**Requirements**
Please transcribe the listing below in full and word for word, without its pictures.

**Data section**
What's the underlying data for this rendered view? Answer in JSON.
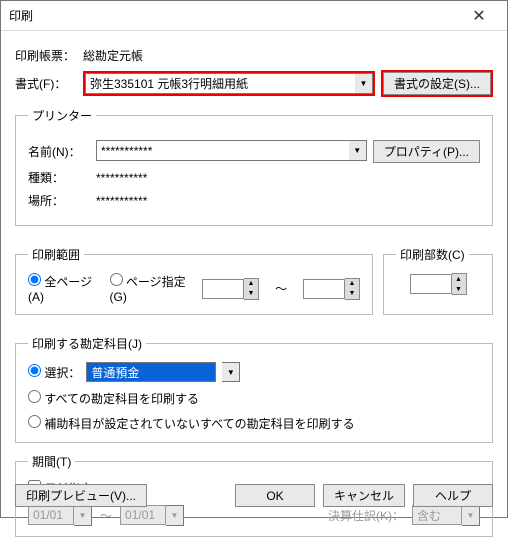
{
  "window": {
    "title": "印刷"
  },
  "header": {
    "form_label": "印刷帳票：",
    "form_value": "総勘定元帳",
    "format_label": "書式(F)：",
    "format_value": "弥生335101 元帳3行明細用紙",
    "format_settings_btn": "書式の設定(S)..."
  },
  "printer": {
    "legend": "プリンター",
    "name_label": "名前(N)：",
    "name_value": "***********",
    "properties_btn": "プロパティ(P)...",
    "type_label": "種類：",
    "type_value": "***********",
    "location_label": "場所：",
    "location_value": "***********"
  },
  "range": {
    "legend": "印刷範囲",
    "all_label": "全ページ(A)",
    "page_label": "ページ指定(G)",
    "tilde": "～"
  },
  "copies": {
    "legend": "印刷部数(C)"
  },
  "accounts": {
    "legend": "印刷する勘定科目(J)",
    "select_label": "選択：",
    "select_value": "普通預金",
    "all_accounts_label": "すべての勘定科目を印刷する",
    "no_aux_label": "補助科目が設定されていないすべての勘定科目を印刷する"
  },
  "period": {
    "legend": "期間(T)",
    "date_spec_label": "日付指定",
    "from": "01/01",
    "to": "01/01",
    "closing_label": "決算仕訳(K)：",
    "closing_value": "含む",
    "tilde": "～"
  },
  "footer": {
    "preview_btn": "印刷プレビュー(V)...",
    "ok": "OK",
    "cancel": "キャンセル",
    "help": "ヘルプ"
  }
}
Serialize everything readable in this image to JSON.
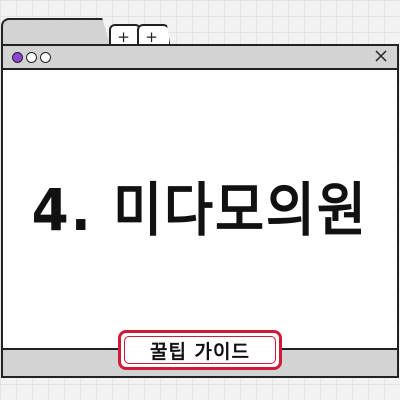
{
  "tabs": [
    {
      "label": "+"
    },
    {
      "label": "+"
    }
  ],
  "window": {
    "close_glyph": "×",
    "dots": [
      {
        "color": "#8e46d8"
      },
      {
        "color": "#ffffff"
      },
      {
        "color": "#ffffff"
      }
    ]
  },
  "main": {
    "headline": "4. 미다모의원"
  },
  "badge": {
    "label": "꿀팁 가이드",
    "border_color": "#d11a3a"
  },
  "icons": [
    "plus-icon",
    "plus-icon",
    "close-icon"
  ]
}
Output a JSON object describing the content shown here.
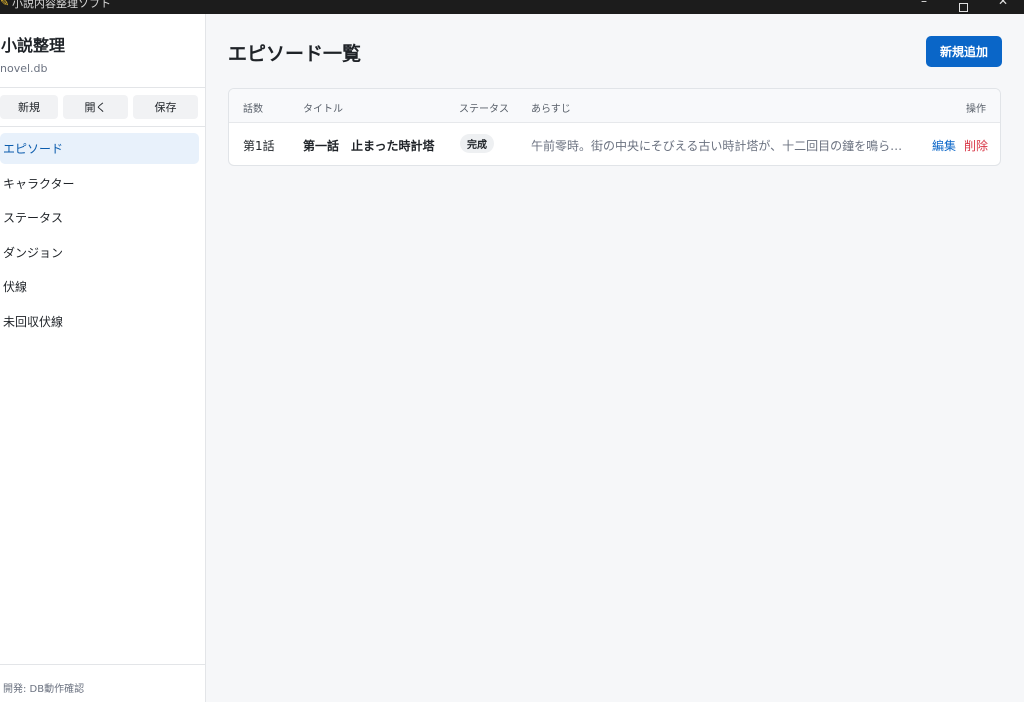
{
  "window": {
    "title": "小説内容整理ソフト",
    "controls": {
      "minimize": "–",
      "close": "✕"
    }
  },
  "sidebar": {
    "app_name": "小説整理",
    "db_file": "novel.db",
    "file_buttons": {
      "new": "新規",
      "open": "開く",
      "save": "保存"
    },
    "nav": [
      {
        "label": "エピソード",
        "active": true
      },
      {
        "label": "キャラクター",
        "active": false
      },
      {
        "label": "ステータス",
        "active": false
      },
      {
        "label": "ダンジョン",
        "active": false
      },
      {
        "label": "伏線",
        "active": false
      },
      {
        "label": "未回収伏線",
        "active": false
      }
    ],
    "footer": "開発: DB動作確認"
  },
  "main": {
    "title": "エピソード一覧",
    "add_button": "新規追加",
    "table": {
      "headers": {
        "episode": "話数",
        "title": "タイトル",
        "status": "ステータス",
        "synopsis": "あらすじ",
        "actions": "操作"
      },
      "rows": [
        {
          "episode": "第1話",
          "title": "第一話　止まった時計塔",
          "status": "完成",
          "synopsis": "午前零時。街の中央にそびえる古い時計塔が、十二回目の鐘を鳴らした。…",
          "edit": "編集",
          "delete": "削除"
        }
      ]
    }
  },
  "colors": {
    "accent": "#0a66c8",
    "danger": "#d83545",
    "active_nav_bg": "#e8f1fb"
  }
}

**Output below**
What's the underlying data for this rendered view? Answer in JSON.
{
  "window": {
    "title": "印刷"
  },
  "header": {
    "form_label": "印刷帳票：",
    "form_value": "総勘定元帳",
    "format_label": "書式(F)：",
    "format_value": "弥生335101 元帳3行明細用紙",
    "format_settings_btn": "書式の設定(S)..."
  },
  "printer": {
    "legend": "プリンター",
    "name_label": "名前(N)：",
    "name_value": "***********",
    "properties_btn": "プロパティ(P)...",
    "type_label": "種類：",
    "type_value": "***********",
    "location_label": "場所：",
    "location_value": "***********"
  },
  "range": {
    "legend": "印刷範囲",
    "all_label": "全ページ(A)",
    "page_label": "ページ指定(G)",
    "tilde": "～"
  },
  "copies": {
    "legend": "印刷部数(C)"
  },
  "accounts": {
    "legend": "印刷する勘定科目(J)",
    "select_label": "選択：",
    "select_value": "普通預金",
    "all_accounts_label": "すべての勘定科目を印刷する",
    "no_aux_label": "補助科目が設定されていないすべての勘定科目を印刷する"
  },
  "period": {
    "legend": "期間(T)",
    "date_spec_label": "日付指定",
    "from": "01/01",
    "to": "01/01",
    "closing_label": "決算仕訳(K)：",
    "closing_value": "含む",
    "tilde": "～"
  },
  "footer": {
    "preview_btn": "印刷プレビュー(V)...",
    "ok": "OK",
    "cancel": "キャンセル",
    "help": "ヘルプ"
  }
}
Serialize everything readable in this image to JSON.
{
  "tabs": [
    {
      "label": "+"
    },
    {
      "label": "+"
    }
  ],
  "window": {
    "close_glyph": "×",
    "dots": [
      {
        "color": "#8e46d8"
      },
      {
        "color": "#ffffff"
      },
      {
        "color": "#ffffff"
      }
    ]
  },
  "main": {
    "headline": "4. 미다모의원"
  },
  "badge": {
    "label": "꿀팁 가이드",
    "border_color": "#d11a3a"
  },
  "icons": [
    "plus-icon",
    "plus-icon",
    "close-icon"
  ]
}
Output a JSON object describing the content shown here.
{
  "window": {
    "title": "小説内容整理ソフト",
    "controls": {
      "minimize": "–",
      "close": "✕"
    }
  },
  "sidebar": {
    "app_name": "小説整理",
    "db_file": "novel.db",
    "file_buttons": {
      "new": "新規",
      "open": "開く",
      "save": "保存"
    },
    "nav": [
      {
        "label": "エピソード",
        "active": true
      },
      {
        "label": "キャラクター",
        "active": false
      },
      {
        "label": "ステータス",
        "active": false
      },
      {
        "label": "ダンジョン",
        "active": false
      },
      {
        "label": "伏線",
        "active": false
      },
      {
        "label": "未回収伏線",
        "active": false
      }
    ],
    "footer": "開発: DB動作確認"
  },
  "main": {
    "title": "エピソード一覧",
    "add_button": "新規追加",
    "table": {
      "headers": {
        "episode": "話数",
        "title": "タイトル",
        "status": "ステータス",
        "synopsis": "あらすじ",
        "actions": "操作"
      },
      "rows": [
        {
          "episode": "第1話",
          "title": "第一話　止まった時計塔",
          "status": "完成",
          "synopsis": "午前零時。街の中央にそびえる古い時計塔が、十二回目の鐘を鳴らした。…",
          "edit": "編集",
          "delete": "削除"
        }
      ]
    }
  },
  "colors": {
    "accent": "#0a66c8",
    "danger": "#d83545",
    "active_nav_bg": "#e8f1fb"
  }
}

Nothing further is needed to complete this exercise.